--- BEGIN Available records ---

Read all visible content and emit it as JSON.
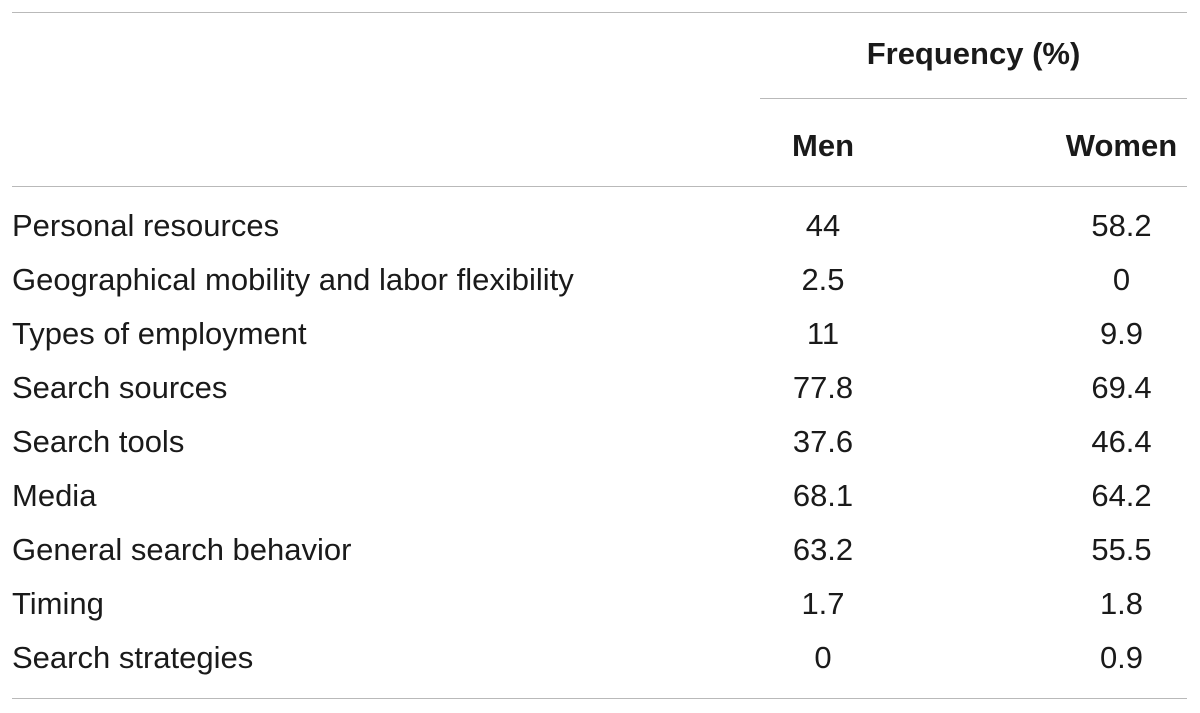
{
  "table": {
    "group_header": "Frequency (%)",
    "columns": {
      "men": "Men",
      "women": "Women"
    },
    "rows": [
      {
        "label": "Personal resources",
        "men": "44",
        "women": "58.2"
      },
      {
        "label": "Geographical mobility and labor flexibility",
        "men": "2.5",
        "women": "0"
      },
      {
        "label": "Types of employment",
        "men": "11",
        "women": "9.9"
      },
      {
        "label": "Search sources",
        "men": "77.8",
        "women": "69.4"
      },
      {
        "label": "Search tools",
        "men": "37.6",
        "women": "46.4"
      },
      {
        "label": "Media",
        "men": "68.1",
        "women": "64.2"
      },
      {
        "label": "General search behavior",
        "men": "63.2",
        "women": "55.5"
      },
      {
        "label": "Timing",
        "men": "1.7",
        "women": "1.8"
      },
      {
        "label": "Search strategies",
        "men": "0",
        "women": "0.9"
      }
    ]
  }
}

--- END Available records ---

Look through the material and copy each line that has "women".

      "women": "Women"
        "women": "58.2"
        "women": "0"
        "women": "9.9"
        "women": "69.4"
        "women": "46.4"
        "women": "64.2"
        "women": "55.5"
        "women": "1.8"
        "women": "0.9"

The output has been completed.